### EXTRACTED MATERIAL:

□ □ □

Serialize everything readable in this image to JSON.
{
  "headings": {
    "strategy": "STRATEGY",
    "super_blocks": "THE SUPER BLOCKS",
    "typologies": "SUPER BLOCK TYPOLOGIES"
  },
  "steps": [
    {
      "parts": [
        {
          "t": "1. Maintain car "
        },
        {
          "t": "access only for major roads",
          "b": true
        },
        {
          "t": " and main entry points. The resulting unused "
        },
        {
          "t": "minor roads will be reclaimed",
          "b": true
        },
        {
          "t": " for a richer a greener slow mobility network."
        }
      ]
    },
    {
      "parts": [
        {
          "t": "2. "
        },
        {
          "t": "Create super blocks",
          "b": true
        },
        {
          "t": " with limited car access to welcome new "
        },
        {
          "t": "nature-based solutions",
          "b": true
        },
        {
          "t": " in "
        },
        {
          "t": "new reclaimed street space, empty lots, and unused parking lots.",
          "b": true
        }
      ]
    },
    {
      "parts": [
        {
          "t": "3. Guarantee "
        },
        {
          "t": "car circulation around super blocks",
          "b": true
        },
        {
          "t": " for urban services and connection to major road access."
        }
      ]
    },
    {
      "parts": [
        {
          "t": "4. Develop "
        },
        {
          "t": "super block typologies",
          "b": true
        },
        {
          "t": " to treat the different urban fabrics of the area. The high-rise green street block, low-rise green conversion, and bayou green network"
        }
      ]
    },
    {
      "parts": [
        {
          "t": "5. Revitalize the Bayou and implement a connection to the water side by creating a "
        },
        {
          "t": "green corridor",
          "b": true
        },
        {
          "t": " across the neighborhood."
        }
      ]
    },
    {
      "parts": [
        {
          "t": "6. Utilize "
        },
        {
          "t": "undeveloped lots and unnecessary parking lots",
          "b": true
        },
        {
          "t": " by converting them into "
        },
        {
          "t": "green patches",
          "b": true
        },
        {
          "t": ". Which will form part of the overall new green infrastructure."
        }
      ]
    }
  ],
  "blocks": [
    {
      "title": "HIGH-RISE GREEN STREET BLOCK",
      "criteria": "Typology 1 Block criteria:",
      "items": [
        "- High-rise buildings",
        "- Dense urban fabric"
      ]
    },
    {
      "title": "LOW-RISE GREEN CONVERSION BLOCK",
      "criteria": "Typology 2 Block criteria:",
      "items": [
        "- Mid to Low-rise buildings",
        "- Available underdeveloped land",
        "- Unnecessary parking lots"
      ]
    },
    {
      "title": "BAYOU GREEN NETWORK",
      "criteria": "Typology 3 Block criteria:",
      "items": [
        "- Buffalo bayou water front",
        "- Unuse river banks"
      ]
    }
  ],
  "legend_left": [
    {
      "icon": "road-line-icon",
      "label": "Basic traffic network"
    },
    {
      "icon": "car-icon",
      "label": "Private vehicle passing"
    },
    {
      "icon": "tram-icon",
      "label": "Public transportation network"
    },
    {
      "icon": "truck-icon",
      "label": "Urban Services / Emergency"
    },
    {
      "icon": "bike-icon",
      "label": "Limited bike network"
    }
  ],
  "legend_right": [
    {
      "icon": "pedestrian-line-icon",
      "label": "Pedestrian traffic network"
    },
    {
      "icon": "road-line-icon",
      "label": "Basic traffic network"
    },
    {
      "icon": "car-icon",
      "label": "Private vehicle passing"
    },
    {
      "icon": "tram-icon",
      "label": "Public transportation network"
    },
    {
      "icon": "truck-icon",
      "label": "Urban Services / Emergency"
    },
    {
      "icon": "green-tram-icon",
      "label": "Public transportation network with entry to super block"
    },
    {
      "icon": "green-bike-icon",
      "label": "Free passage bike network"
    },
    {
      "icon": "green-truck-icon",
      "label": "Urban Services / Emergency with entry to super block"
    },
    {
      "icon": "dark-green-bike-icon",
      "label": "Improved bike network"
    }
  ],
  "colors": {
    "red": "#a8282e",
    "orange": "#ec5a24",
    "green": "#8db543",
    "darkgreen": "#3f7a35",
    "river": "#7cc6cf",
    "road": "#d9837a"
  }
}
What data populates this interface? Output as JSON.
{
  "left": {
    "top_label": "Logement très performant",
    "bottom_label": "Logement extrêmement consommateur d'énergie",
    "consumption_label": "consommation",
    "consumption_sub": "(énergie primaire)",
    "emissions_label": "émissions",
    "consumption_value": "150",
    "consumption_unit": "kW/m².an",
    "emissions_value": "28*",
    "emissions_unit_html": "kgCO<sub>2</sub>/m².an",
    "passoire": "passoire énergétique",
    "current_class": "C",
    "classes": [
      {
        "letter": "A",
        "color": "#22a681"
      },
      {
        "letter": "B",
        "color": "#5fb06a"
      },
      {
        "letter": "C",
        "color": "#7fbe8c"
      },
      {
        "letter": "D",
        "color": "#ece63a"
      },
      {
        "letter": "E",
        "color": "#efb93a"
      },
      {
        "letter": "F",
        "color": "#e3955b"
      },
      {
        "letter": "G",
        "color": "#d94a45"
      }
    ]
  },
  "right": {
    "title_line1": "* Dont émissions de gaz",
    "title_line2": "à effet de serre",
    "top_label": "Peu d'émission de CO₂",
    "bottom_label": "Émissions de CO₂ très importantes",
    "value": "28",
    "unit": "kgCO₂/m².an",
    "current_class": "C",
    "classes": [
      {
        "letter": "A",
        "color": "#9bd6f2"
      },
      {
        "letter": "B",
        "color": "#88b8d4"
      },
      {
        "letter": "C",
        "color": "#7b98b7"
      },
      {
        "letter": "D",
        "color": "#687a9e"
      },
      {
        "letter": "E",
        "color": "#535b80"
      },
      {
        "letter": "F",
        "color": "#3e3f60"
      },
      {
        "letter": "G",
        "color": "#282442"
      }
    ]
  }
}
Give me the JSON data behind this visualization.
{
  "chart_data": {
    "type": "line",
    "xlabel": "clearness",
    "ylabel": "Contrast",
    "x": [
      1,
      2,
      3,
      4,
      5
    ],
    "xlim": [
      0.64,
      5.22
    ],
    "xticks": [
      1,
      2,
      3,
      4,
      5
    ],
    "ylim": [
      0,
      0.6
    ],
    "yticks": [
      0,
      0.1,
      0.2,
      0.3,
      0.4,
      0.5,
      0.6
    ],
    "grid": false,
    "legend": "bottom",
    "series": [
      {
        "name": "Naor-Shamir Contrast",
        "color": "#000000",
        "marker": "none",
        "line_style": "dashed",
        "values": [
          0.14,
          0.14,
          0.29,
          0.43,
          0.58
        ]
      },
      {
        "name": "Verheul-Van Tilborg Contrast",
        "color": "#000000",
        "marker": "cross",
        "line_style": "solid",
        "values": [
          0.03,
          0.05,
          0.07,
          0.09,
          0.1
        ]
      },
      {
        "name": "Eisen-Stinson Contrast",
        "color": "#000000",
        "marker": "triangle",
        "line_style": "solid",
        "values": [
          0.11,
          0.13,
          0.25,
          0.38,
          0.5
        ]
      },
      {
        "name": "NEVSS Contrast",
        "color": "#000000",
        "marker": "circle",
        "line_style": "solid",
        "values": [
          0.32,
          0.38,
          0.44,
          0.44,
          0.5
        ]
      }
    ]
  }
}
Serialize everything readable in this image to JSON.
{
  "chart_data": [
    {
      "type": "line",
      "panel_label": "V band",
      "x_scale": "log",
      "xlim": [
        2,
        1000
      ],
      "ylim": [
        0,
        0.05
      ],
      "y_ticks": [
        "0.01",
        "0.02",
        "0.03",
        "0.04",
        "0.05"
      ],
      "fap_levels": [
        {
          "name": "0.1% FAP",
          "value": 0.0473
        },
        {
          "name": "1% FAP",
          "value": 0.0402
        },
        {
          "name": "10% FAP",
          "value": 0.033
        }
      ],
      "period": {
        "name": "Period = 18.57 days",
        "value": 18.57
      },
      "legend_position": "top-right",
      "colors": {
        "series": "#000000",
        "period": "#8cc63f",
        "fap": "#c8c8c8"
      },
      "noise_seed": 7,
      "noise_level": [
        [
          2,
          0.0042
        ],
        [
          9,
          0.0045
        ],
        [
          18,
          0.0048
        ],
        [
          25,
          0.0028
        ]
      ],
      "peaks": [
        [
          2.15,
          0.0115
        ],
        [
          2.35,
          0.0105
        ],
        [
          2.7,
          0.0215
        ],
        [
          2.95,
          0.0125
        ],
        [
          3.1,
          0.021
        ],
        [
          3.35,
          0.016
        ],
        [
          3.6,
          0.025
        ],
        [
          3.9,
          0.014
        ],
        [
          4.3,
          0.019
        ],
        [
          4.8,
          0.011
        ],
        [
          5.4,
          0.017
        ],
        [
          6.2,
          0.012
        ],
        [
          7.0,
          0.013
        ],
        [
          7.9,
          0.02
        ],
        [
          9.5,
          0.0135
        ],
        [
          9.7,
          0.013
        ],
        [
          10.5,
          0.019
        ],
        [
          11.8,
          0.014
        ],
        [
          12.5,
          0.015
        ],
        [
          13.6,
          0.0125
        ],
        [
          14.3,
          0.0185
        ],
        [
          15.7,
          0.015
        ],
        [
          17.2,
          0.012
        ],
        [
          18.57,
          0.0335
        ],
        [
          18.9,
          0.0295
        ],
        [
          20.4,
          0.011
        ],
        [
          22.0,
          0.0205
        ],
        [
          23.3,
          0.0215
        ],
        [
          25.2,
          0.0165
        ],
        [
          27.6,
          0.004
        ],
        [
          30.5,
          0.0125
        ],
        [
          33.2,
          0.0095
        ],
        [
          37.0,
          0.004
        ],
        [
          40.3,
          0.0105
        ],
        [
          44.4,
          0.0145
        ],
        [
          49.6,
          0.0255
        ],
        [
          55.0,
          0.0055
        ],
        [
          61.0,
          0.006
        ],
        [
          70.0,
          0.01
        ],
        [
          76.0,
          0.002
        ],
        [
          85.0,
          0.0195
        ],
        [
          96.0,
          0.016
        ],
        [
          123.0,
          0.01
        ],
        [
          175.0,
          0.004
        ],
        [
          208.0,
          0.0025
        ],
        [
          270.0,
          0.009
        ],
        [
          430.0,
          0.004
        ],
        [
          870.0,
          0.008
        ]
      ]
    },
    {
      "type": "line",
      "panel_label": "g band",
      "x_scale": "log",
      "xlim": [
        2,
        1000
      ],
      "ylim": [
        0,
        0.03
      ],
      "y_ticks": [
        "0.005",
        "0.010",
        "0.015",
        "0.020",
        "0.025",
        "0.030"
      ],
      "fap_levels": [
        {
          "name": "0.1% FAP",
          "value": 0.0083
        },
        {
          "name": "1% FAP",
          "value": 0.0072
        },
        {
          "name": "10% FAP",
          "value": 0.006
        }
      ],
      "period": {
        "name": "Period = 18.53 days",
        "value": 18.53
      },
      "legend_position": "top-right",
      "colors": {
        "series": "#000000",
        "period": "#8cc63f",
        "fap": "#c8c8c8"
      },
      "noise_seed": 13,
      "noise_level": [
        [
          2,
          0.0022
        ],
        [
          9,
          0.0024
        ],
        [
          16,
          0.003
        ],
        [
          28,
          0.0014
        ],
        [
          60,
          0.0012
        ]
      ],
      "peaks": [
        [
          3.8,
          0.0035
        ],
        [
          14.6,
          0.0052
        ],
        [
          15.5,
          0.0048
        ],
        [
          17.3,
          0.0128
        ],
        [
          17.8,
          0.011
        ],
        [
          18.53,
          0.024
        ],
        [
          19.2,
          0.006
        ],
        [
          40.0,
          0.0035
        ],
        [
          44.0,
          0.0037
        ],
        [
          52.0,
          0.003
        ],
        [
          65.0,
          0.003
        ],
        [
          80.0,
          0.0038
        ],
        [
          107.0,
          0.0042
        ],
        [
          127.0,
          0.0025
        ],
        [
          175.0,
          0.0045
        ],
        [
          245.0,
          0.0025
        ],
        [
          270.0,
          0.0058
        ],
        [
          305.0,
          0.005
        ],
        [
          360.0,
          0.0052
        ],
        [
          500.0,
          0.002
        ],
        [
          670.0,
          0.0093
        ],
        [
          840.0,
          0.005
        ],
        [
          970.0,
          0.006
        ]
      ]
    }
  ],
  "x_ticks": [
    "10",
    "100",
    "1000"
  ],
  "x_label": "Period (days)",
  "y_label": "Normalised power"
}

□ □ □

### GIVEN INSTRUCTION:
Give only the count of lines in the data that include the string "will".

### WORKED ANSWER:
2